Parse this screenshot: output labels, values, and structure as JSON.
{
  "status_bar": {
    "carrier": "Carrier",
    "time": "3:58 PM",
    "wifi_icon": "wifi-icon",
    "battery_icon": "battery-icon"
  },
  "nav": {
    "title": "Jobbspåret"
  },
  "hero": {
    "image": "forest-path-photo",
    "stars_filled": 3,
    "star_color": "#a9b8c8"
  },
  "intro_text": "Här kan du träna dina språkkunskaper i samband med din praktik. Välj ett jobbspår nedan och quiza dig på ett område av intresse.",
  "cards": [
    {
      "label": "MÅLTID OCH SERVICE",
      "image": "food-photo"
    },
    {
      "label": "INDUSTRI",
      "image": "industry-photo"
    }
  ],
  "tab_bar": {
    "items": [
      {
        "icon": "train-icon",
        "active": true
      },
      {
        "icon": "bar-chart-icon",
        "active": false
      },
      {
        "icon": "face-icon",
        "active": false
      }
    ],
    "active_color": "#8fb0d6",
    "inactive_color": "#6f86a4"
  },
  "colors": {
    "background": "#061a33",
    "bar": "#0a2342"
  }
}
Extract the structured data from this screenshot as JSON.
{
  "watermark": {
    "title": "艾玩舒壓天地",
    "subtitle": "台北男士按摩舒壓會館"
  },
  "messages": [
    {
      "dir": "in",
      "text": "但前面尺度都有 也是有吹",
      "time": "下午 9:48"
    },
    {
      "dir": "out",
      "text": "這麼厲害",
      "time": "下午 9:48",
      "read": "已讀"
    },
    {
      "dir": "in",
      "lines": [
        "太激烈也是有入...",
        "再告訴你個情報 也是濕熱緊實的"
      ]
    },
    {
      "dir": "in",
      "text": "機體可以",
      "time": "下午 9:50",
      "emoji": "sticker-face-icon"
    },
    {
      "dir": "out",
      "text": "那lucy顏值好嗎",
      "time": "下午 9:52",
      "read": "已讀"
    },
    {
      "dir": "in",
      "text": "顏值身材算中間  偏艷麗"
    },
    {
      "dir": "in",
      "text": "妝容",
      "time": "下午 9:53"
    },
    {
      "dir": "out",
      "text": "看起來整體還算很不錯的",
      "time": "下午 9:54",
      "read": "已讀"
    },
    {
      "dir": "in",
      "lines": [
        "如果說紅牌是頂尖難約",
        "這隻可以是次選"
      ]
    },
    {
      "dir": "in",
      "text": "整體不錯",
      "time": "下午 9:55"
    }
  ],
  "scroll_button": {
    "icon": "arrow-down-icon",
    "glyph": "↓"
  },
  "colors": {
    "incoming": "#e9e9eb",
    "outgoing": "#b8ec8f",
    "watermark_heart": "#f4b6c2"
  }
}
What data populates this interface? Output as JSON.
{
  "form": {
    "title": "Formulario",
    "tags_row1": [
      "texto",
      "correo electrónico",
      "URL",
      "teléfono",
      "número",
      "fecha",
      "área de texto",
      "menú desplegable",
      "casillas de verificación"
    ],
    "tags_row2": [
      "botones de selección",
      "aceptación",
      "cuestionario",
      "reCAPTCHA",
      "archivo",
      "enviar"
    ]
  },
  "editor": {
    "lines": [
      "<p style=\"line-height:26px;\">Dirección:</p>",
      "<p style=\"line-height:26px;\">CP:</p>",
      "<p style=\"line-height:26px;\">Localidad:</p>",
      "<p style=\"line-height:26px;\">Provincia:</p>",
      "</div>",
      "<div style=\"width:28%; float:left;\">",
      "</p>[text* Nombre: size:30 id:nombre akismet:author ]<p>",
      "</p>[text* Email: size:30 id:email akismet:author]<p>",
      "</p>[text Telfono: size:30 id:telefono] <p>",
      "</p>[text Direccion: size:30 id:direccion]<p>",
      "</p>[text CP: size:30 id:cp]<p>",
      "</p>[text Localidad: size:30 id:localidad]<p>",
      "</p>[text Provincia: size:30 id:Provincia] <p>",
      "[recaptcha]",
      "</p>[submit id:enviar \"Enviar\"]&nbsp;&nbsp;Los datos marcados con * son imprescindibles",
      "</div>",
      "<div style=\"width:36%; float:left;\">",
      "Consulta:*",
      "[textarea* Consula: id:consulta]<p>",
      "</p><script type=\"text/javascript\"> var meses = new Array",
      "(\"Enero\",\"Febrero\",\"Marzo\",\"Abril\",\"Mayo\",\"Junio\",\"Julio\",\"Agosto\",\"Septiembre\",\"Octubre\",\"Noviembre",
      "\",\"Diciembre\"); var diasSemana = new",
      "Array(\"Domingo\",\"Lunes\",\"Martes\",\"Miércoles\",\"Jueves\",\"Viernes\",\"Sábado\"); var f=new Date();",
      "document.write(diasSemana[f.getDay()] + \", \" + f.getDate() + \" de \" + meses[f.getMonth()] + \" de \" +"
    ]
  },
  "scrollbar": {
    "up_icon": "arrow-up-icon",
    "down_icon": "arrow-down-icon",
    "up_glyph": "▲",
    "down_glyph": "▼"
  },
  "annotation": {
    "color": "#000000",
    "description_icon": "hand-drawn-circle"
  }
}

## Set problem
Give back the whole listing exactly as it reads.

## Finished exercise
Parse this screenshot: output labels, values, and structure as JSON.
{
  "status_bar": {
    "carrier": "Carrier",
    "time": "3:58 PM",
    "wifi_icon": "wifi-icon",
    "battery_icon": "battery-icon"
  },
  "nav": {
    "title": "Jobbspåret"
  },
  "hero": {
    "image": "forest-path-photo",
    "stars_filled": 3,
    "star_color": "#a9b8c8"
  },
  "intro_text": "Här kan du träna dina språkkunskaper i samband med din praktik. Välj ett jobbspår nedan och quiza dig på ett område av intresse.",
  "cards": [
    {
      "label": "MÅLTID OCH SERVICE",
      "image": "food-photo"
    },
    {
      "label": "INDUSTRI",
      "image": "industry-photo"
    }
  ],
  "tab_bar": {
    "items": [
      {
        "icon": "train-icon",
        "active": true
      },
      {
        "icon": "bar-chart-icon",
        "active": false
      },
      {
        "icon": "face-icon",
        "active": false
      }
    ],
    "active_color": "#8fb0d6",
    "inactive_color": "#6f86a4"
  },
  "colors": {
    "background": "#061a33",
    "bar": "#0a2342"
  }
}
Extract the structured data from this screenshot as JSON.
{
  "watermark": {
    "title": "艾玩舒壓天地",
    "subtitle": "台北男士按摩舒壓會館"
  },
  "messages": [
    {
      "dir": "in",
      "text": "但前面尺度都有 也是有吹",
      "time": "下午 9:48"
    },
    {
      "dir": "out",
      "text": "這麼厲害",
      "time": "下午 9:48",
      "read": "已讀"
    },
    {
      "dir": "in",
      "lines": [
        "太激烈也是有入...",
        "再告訴你個情報 也是濕熱緊實的"
      ]
    },
    {
      "dir": "in",
      "text": "機體可以",
      "time": "下午 9:50",
      "emoji": "sticker-face-icon"
    },
    {
      "dir": "out",
      "text": "那lucy顏值好嗎",
      "time": "下午 9:52",
      "read": "已讀"
    },
    {
      "dir": "in",
      "text": "顏值身材算中間  偏艷麗"
    },
    {
      "dir": "in",
      "text": "妝容",
      "time": "下午 9:53"
    },
    {
      "dir": "out",
      "text": "看起來整體還算很不錯的",
      "time": "下午 9:54",
      "read": "已讀"
    },
    {
      "dir": "in",
      "lines": [
        "如果說紅牌是頂尖難約",
        "這隻可以是次選"
      ]
    },
    {
      "dir": "in",
      "text": "整體不錯",
      "time": "下午 9:55"
    }
  ],
  "scroll_button": {
    "icon": "arrow-down-icon",
    "glyph": "↓"
  },
  "colors": {
    "incoming": "#e9e9eb",
    "outgoing": "#b8ec8f",
    "watermark_heart": "#f4b6c2"
  }
}
What data populates this interface? Output as JSON.
{
  "form": {
    "title": "Formulario",
    "tags_row1": [
      "texto",
      "correo electrónico",
      "URL",
      "teléfono",
      "número",
      "fecha",
      "área de texto",
      "menú desplegable",
      "casillas de verificación"
    ],
    "tags_row2": [
      "botones de selección",
      "aceptación",
      "cuestionario",
      "reCAPTCHA",
      "archivo",
      "enviar"
    ]
  },
  "editor": {
    "lines": [
      "<p style=\"line-height:26px;\">Dirección:</p>",
      "<p style=\"line-height:26px;\">CP:</p>",
      "<p style=\"line-height:26px;\">Localidad:</p>",
      "<p style=\"line-height:26px;\">Provincia:</p>",
      "</div>",
      "<div style=\"width:28%; float:left;\">",
      "</p>[text* Nombre: size:30 id:nombre akismet:author ]<p>",
      "</p>[text* Email: size:30 id:email akismet:author]<p>",
      "</p>[text Telfono: size:30 id:telefono] <p>",
      "</p>[text Direccion: size:30 id:direccion]<p>",
      "</p>[text CP: size:30 id:cp]<p>",
      "</p>[text Localidad: size:30 id:localidad]<p>",
      "</p>[text Provincia: size:30 id:Provincia] <p>",
      "[recaptcha]",
      "</p>[submit id:enviar \"Enviar\"]&nbsp;&nbsp;Los datos marcados con * son imprescindibles",
      "</div>",
      "<div style=\"width:36%; float:left;\">",
      "Consulta:*",
      "[textarea* Consula: id:consulta]<p>",
      "</p><script type=\"text/javascript\"> var meses = new Array",
      "(\"Enero\",\"Febrero\",\"Marzo\",\"Abril\",\"Mayo\",\"Junio\",\"Julio\",\"Agosto\",\"Septiembre\",\"Octubre\",\"Noviembre",
      "\",\"Diciembre\"); var diasSemana = new",
      "Array(\"Domingo\",\"Lunes\",\"Martes\",\"Miércoles\",\"Jueves\",\"Viernes\",\"Sábado\"); var f=new Date();",
      "document.write(diasSemana[f.getDay()] + \", \" + f.getDate() + \" de \" + meses[f.getMonth()] + \" de \" +"
    ]
  },
  "scrollbar": {
    "up_icon": "arrow-up-icon",
    "down_icon": "arrow-down-icon",
    "up_glyph": "▲",
    "down_glyph": "▼"
  },
  "annotation": {
    "color": "#000000",
    "description_icon": "hand-drawn-circle"
  }
}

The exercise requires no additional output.